**EXERCISE INSTRUCTIONS:** Make an exact copy of the lines below.

**MATERIAL SHOWN:**

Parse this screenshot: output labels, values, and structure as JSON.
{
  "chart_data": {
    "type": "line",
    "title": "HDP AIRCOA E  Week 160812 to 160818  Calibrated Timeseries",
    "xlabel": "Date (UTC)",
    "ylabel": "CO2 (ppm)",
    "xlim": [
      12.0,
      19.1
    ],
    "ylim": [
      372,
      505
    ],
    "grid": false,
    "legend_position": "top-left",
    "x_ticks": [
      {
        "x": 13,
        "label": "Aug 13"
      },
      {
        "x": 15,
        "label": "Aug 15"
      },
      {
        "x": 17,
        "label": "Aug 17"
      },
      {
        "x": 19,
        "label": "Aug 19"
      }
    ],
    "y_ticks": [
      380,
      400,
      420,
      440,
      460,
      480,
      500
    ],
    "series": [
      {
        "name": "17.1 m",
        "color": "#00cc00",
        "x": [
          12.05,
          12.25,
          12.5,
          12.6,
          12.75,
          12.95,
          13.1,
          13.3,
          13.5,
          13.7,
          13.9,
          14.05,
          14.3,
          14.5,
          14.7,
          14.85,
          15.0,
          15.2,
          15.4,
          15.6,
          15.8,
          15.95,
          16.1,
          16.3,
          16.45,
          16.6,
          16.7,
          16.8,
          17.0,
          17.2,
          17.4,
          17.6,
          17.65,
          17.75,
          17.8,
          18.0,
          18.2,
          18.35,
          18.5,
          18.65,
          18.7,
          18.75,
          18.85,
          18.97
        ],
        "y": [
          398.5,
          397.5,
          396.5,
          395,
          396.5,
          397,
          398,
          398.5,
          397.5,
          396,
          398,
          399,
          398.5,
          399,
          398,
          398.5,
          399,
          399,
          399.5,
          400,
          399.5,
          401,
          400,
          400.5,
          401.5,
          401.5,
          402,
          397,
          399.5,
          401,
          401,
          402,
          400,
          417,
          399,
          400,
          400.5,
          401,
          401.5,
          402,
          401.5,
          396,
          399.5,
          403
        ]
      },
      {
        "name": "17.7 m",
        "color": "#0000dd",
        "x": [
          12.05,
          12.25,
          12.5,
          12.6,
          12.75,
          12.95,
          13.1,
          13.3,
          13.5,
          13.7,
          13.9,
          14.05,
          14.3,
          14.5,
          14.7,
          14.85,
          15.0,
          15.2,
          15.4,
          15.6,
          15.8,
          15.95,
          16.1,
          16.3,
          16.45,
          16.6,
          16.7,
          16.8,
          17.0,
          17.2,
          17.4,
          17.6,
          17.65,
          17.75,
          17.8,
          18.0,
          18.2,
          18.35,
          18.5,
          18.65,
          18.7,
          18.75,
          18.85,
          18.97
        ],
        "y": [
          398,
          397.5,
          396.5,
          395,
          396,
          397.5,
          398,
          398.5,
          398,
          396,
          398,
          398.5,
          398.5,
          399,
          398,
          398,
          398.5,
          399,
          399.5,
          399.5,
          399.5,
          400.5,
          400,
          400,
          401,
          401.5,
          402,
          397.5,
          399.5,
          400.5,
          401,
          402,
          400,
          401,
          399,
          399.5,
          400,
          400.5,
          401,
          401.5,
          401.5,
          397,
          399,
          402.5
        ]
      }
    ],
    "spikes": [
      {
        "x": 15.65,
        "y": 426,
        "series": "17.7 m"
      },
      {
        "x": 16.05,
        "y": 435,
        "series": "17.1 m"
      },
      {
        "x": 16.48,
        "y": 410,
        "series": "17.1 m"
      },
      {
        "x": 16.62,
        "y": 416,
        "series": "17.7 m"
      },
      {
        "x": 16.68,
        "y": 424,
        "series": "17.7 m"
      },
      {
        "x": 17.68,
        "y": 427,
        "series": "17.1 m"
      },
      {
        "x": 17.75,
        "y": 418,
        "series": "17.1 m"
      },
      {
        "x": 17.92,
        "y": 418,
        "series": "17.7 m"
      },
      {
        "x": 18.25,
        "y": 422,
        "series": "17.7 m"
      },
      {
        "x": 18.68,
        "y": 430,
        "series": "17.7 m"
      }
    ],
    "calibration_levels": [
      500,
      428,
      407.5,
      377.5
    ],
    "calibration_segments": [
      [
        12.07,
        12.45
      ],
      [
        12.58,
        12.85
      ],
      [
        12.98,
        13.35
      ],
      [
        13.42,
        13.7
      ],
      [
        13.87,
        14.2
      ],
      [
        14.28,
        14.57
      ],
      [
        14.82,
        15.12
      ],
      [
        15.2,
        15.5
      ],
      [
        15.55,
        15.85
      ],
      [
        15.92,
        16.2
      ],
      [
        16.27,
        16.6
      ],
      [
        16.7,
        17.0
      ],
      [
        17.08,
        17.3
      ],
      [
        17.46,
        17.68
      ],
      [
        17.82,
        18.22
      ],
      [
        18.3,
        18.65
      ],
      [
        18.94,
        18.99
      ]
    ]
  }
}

**FINISHED TASK:**
Parse this screenshot: output labels, values, and structure as JSON.
{
  "chart_data": {
    "type": "line",
    "title": "HDP AIRCOA E  Week 160812 to 160818  Calibrated Timeseries",
    "xlabel": "Date (UTC)",
    "ylabel": "CO2 (ppm)",
    "xlim": [
      12.0,
      19.1
    ],
    "ylim": [
      372,
      505
    ],
    "grid": false,
    "legend_position": "top-left",
    "x_ticks": [
      {
        "x": 13,
        "label": "Aug 13"
      },
      {
        "x": 15,
        "label": "Aug 15"
      },
      {
        "x": 17,
        "label": "Aug 17"
      },
      {
        "x": 19,
        "label": "Aug 19"
      }
    ],
    "y_ticks": [
      380,
      400,
      420,
      440,
      460,
      480,
      500
    ],
    "series": [
      {
        "name": "17.1 m",
        "color": "#00cc00",
        "x": [
          12.05,
          12.25,
          12.5,
          12.6,
          12.75,
          12.95,
          13.1,
          13.3,
          13.5,
          13.7,
          13.9,
          14.05,
          14.3,
          14.5,
          14.7,
          14.85,
          15.0,
          15.2,
          15.4,
          15.6,
          15.8,
          15.95,
          16.1,
          16.3,
          16.45,
          16.6,
          16.7,
          16.8,
          17.0,
          17.2,
          17.4,
          17.6,
          17.65,
          17.75,
          17.8,
          18.0,
          18.2,
          18.35,
          18.5,
          18.65,
          18.7,
          18.75,
          18.85,
          18.97
        ],
        "y": [
          398.5,
          397.5,
          396.5,
          395,
          396.5,
          397,
          398,
          398.5,
          397.5,
          396,
          398,
          399,
          398.5,
          399,
          398,
          398.5,
          399,
          399,
          399.5,
          400,
          399.5,
          401,
          400,
          400.5,
          401.5,
          401.5,
          402,
          397,
          399.5,
          401,
          401,
          402,
          400,
          417,
          399,
          400,
          400.5,
          401,
          401.5,
          402,
          401.5,
          396,
          399.5,
          403
        ]
      },
      {
        "name": "17.7 m",
        "color": "#0000dd",
        "x": [
          12.05,
          12.25,
          12.5,
          12.6,
          12.75,
          12.95,
          13.1,
          13.3,
          13.5,
          13.7,
          13.9,
          14.05,
          14.3,
          14.5,
          14.7,
          14.85,
          15.0,
          15.2,
          15.4,
          15.6,
          15.8,
          15.95,
          16.1,
          16.3,
          16.45,
          16.6,
          16.7,
          16.8,
          17.0,
          17.2,
          17.4,
          17.6,
          17.65,
          17.75,
          17.8,
          18.0,
          18.2,
          18.35,
          18.5,
          18.65,
          18.7,
          18.75,
          18.85,
          18.97
        ],
        "y": [
          398,
          397.5,
          396.5,
          395,
          396,
          397.5,
          398,
          398.5,
          398,
          396,
          398,
          398.5,
          398.5,
          399,
          398,
          398,
          398.5,
          399,
          399.5,
          399.5,
          399.5,
          400.5,
          400,
          400,
          401,
          401.5,
          402,
          397.5,
          399.5,
          400.5,
          401,
          402,
          400,
          401,
          399,
          399.5,
          400,
          400.5,
          401,
          401.5,
          401.5,
          397,
          399,
          402.5
        ]
      }
    ],
    "spikes": [
      {
        "x": 15.65,
        "y": 426,
        "series": "17.7 m"
      },
      {
        "x": 16.05,
        "y": 435,
        "series": "17.1 m"
      },
      {
        "x": 16.48,
        "y": 410,
        "series": "17.1 m"
      },
      {
        "x": 16.62,
        "y": 416,
        "series": "17.7 m"
      },
      {
        "x": 16.68,
        "y": 424,
        "series": "17.7 m"
      },
      {
        "x": 17.68,
        "y": 427,
        "series": "17.1 m"
      },
      {
        "x": 17.75,
        "y": 418,
        "series": "17.1 m"
      },
      {
        "x": 17.92,
        "y": 418,
        "series": "17.7 m"
      },
      {
        "x": 18.25,
        "y": 422,
        "series": "17.7 m"
      },
      {
        "x": 18.68,
        "y": 430,
        "series": "17.7 m"
      }
    ],
    "calibration_levels": [
      500,
      428,
      407.5,
      377.5
    ],
    "calibration_segments": [
      [
        12.07,
        12.45
      ],
      [
        12.58,
        12.85
      ],
      [
        12.98,
        13.35
      ],
      [
        13.42,
        13.7
      ],
      [
        13.87,
        14.2
      ],
      [
        14.28,
        14.57
      ],
      [
        14.82,
        15.12
      ],
      [
        15.2,
        15.5
      ],
      [
        15.55,
        15.85
      ],
      [
        15.92,
        16.2
      ],
      [
        16.27,
        16.6
      ],
      [
        16.7,
        17.0
      ],
      [
        17.08,
        17.3
      ],
      [
        17.46,
        17.68
      ],
      [
        17.82,
        18.22
      ],
      [
        18.3,
        18.65
      ],
      [
        18.94,
        18.99
      ]
    ]
  }
}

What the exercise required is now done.